(Source records)
>> start

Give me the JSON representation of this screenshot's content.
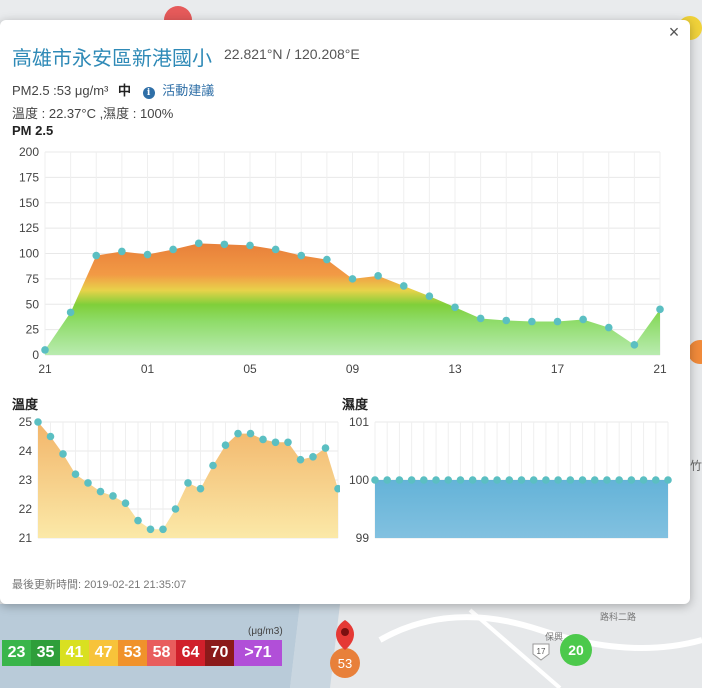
{
  "popup": {
    "title": "高雄市永安區新港國小",
    "coords": "22.821°N / 120.208°E",
    "pm_text": "PM2.5 :53 μg/m³",
    "pm_level": "中",
    "advice_label": "活動建議",
    "env_text": "溫度 : 22.37°C ,濕度 : 100%",
    "updated": "最後更新時間: 2019-02-21 21:35:07",
    "close_icon": "×"
  },
  "colors": {
    "title": "#2f8ab7",
    "marker_pin": "#e53935",
    "marker_value": "#e8803a",
    "temp_fill": "#f5c77a",
    "humid_fill": "#6fb8d9",
    "point": "#5bbfc2"
  },
  "map": {
    "marker_value": "53",
    "station_green_value": "20",
    "road_label": "保興",
    "road_label2": "路科二路",
    "highway_badge": "17",
    "side_label": "竹"
  },
  "legend": {
    "unit": "(μg/m3)",
    "items": [
      {
        "label": "23",
        "color": "#39b54a"
      },
      {
        "label": "35",
        "color": "#2e9e3a"
      },
      {
        "label": "41",
        "color": "#d9e021"
      },
      {
        "label": "47",
        "color": "#f7c33a"
      },
      {
        "label": "53",
        "color": "#f0922b"
      },
      {
        "label": "58",
        "color": "#e85d5d"
      },
      {
        "label": "64",
        "color": "#d0202b"
      },
      {
        "label": "70",
        "color": "#8b1a1a"
      },
      {
        "label": ">71",
        "color": "#b14fd8"
      }
    ]
  },
  "chart_data": [
    {
      "type": "area",
      "title": "PM 2.5",
      "ylim": [
        0,
        200
      ],
      "yticks": [
        0,
        25,
        50,
        75,
        100,
        125,
        150,
        175,
        200
      ],
      "x": [
        0,
        1,
        2,
        3,
        4,
        5,
        6,
        7,
        8,
        9,
        10,
        11,
        12,
        13,
        14,
        15,
        16,
        17,
        18,
        19,
        20,
        21,
        22,
        23,
        24
      ],
      "xtick_labels": [
        {
          "x": 0,
          "label": "21"
        },
        {
          "x": 4,
          "label": "01"
        },
        {
          "x": 8,
          "label": "05"
        },
        {
          "x": 12,
          "label": "09"
        },
        {
          "x": 16,
          "label": "13"
        },
        {
          "x": 20,
          "label": "17"
        },
        {
          "x": 24,
          "label": "21"
        }
      ],
      "values": [
        5,
        42,
        98,
        102,
        99,
        104,
        110,
        109,
        108,
        104,
        98,
        94,
        75,
        78,
        68,
        58,
        47,
        36,
        34,
        33,
        33,
        35,
        27,
        10,
        45
      ],
      "grid": true
    },
    {
      "type": "area",
      "title": "溫度",
      "ylim": [
        21,
        25
      ],
      "yticks": [
        21,
        22,
        23,
        24,
        25
      ],
      "values": [
        25,
        24.5,
        23.9,
        23.2,
        22.9,
        22.6,
        22.45,
        22.2,
        21.6,
        21.3,
        21.3,
        22.0,
        22.9,
        22.7,
        23.5,
        24.2,
        24.6,
        24.6,
        24.4,
        24.3,
        24.3,
        23.7,
        23.8,
        24.1,
        22.7
      ],
      "grid": true
    },
    {
      "type": "area",
      "title": "濕度",
      "ylim": [
        99,
        101
      ],
      "yticks": [
        99,
        100,
        101
      ],
      "values": [
        100,
        100,
        100,
        100,
        100,
        100,
        100,
        100,
        100,
        100,
        100,
        100,
        100,
        100,
        100,
        100,
        100,
        100,
        100,
        100,
        100,
        100,
        100,
        100,
        100
      ],
      "grid": true
    }
  ]
}
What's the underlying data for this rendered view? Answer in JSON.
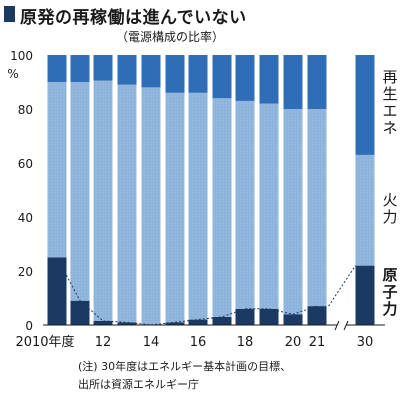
{
  "header": {
    "title": "原発の再稼働は進んでいない",
    "subtitle": "（電源構成の比率）"
  },
  "note": {
    "line1": "(注) 30年度はエネルギー基本計画の目標、",
    "line2": "出所は資源エネルギー庁"
  },
  "colors": {
    "nuclear": "#1b3a63",
    "thermal": "#8db3db",
    "renewable": "#2f6eb6",
    "line": "#1b3a63"
  },
  "chart_data": {
    "type": "bar",
    "stacked": true,
    "title": "原発の再稼働は進んでいない",
    "subtitle": "（電源構成の比率）",
    "ylabel": "%",
    "ylim": [
      0,
      100
    ],
    "yticks": [
      0,
      20,
      40,
      60,
      80,
      100
    ],
    "categories": [
      "2010",
      "2011",
      "2012",
      "2013",
      "2014",
      "2015",
      "2016",
      "2017",
      "2018",
      "2019",
      "2020",
      "2021",
      "2030"
    ],
    "x_tick_labels": [
      {
        "category": "2010",
        "label": "2010年度"
      },
      {
        "category": "2012",
        "label": "12"
      },
      {
        "category": "2014",
        "label": "14"
      },
      {
        "category": "2016",
        "label": "16"
      },
      {
        "category": "2018",
        "label": "18"
      },
      {
        "category": "2020",
        "label": "20"
      },
      {
        "category": "2021",
        "label": "21"
      },
      {
        "category": "2030",
        "label": "30"
      }
    ],
    "series": [
      {
        "name": "原子力",
        "values": [
          25,
          9,
          1.5,
          1,
          0,
          1,
          2,
          3,
          6,
          6,
          4,
          7,
          22
        ]
      },
      {
        "name": "火力",
        "values": [
          65,
          81,
          89,
          88,
          88,
          85,
          84,
          81,
          77,
          76,
          76,
          73,
          41
        ]
      },
      {
        "name": "再生エネ",
        "values": [
          10,
          10,
          9.5,
          11,
          12,
          14,
          14,
          16,
          17,
          18,
          20,
          20,
          37
        ]
      }
    ],
    "legend": "right, inline",
    "grid": false,
    "axis_break": "between 2021 and 2030"
  }
}
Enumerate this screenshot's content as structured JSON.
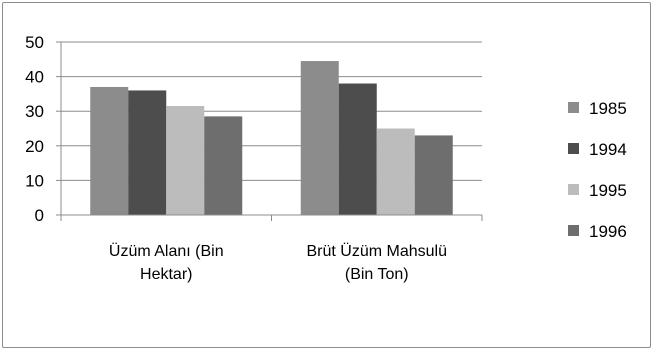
{
  "chart_data": {
    "type": "bar",
    "categories": [
      [
        "Üzüm Alanı (Bin",
        "Hektar)"
      ],
      [
        "Brüt Üzüm  Mahsulü",
        "(Bin Ton)"
      ]
    ],
    "series": [
      {
        "name": "1985",
        "color": "#8c8c8c",
        "values": [
          37,
          44.5
        ]
      },
      {
        "name": "1994",
        "color": "#4d4d4d",
        "values": [
          36,
          38
        ]
      },
      {
        "name": "1995",
        "color": "#bcbcbc",
        "values": [
          31.5,
          25
        ]
      },
      {
        "name": "1996",
        "color": "#6e6e6e",
        "values": [
          28.5,
          23
        ]
      }
    ],
    "yticks": [
      0,
      10,
      20,
      30,
      40,
      50
    ],
    "ylim": [
      0,
      50
    ],
    "grid": true,
    "legend_position": "right"
  }
}
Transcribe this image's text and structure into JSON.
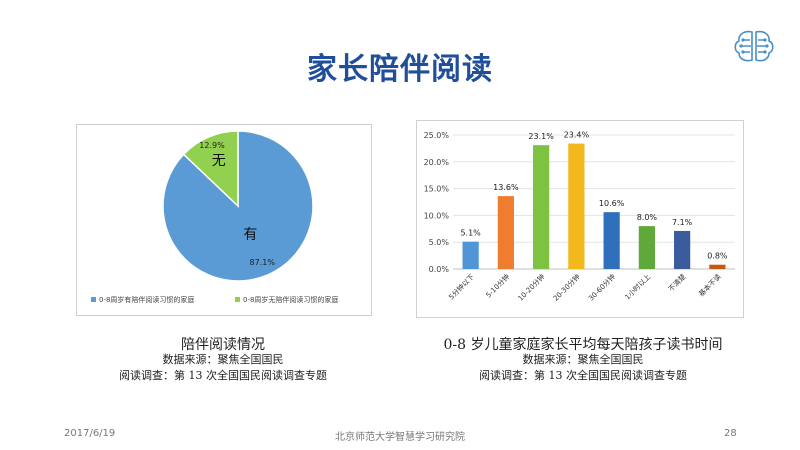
{
  "slide": {
    "title": "家长陪伴阅读",
    "logo_icon": "brain-circuit-icon",
    "footer_date": "2017/6/19",
    "footer_org": "北京师范大学智慧学习研究院",
    "page_number": "28"
  },
  "pie_caption": {
    "main": "陪伴阅读情况",
    "source": "数据来源：聚焦全国国民",
    "survey": "阅读调查：第 13 次全国国民阅读调查专题"
  },
  "bar_caption": {
    "main": "0-8 岁儿童家庭家长平均每天陪孩子读书时间",
    "source": "数据来源：聚焦全国国民",
    "survey": "阅读调查：第 13 次全国国民阅读调查专题"
  },
  "chart_data": [
    {
      "type": "pie",
      "slices": [
        {
          "label": "有",
          "value": 87.1,
          "value_label": "87.1%",
          "legend": "0-8周岁有陪伴阅读习惯的家庭",
          "color": "#5b9bd5"
        },
        {
          "label": "无",
          "value": 12.9,
          "value_label": "12.9%",
          "legend": "0-8周岁无陪伴阅读习惯的家庭",
          "color": "#92d050"
        }
      ],
      "legend_position": "bottom"
    },
    {
      "type": "bar",
      "categories": [
        "5分钟以下",
        "5-10分钟",
        "10-20分钟",
        "20-30分钟",
        "30-60分钟",
        "1小时以上",
        "不清楚",
        "基本不读"
      ],
      "values": [
        5.1,
        13.6,
        23.1,
        23.4,
        10.6,
        8.0,
        7.1,
        0.8
      ],
      "value_labels": [
        "5.1%",
        "13.6%",
        "23.1%",
        "23.4%",
        "10.6%",
        "8.0%",
        "7.1%",
        "0.8%"
      ],
      "colors": [
        "#4f95d8",
        "#f07c30",
        "#7dc241",
        "#f2b81c",
        "#2f6fbb",
        "#5fa83a",
        "#3b5c9c",
        "#c55a11"
      ],
      "yticks": [
        "0.0%",
        "5.0%",
        "10.0%",
        "15.0%",
        "20.0%",
        "25.0%"
      ],
      "ylim": [
        0,
        25
      ],
      "grid": true
    }
  ]
}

>> end

Copy each line that holds the word "content".

Give me the JSON representation of this screenshot's content.
Enumerate this screenshot's content as structured JSON.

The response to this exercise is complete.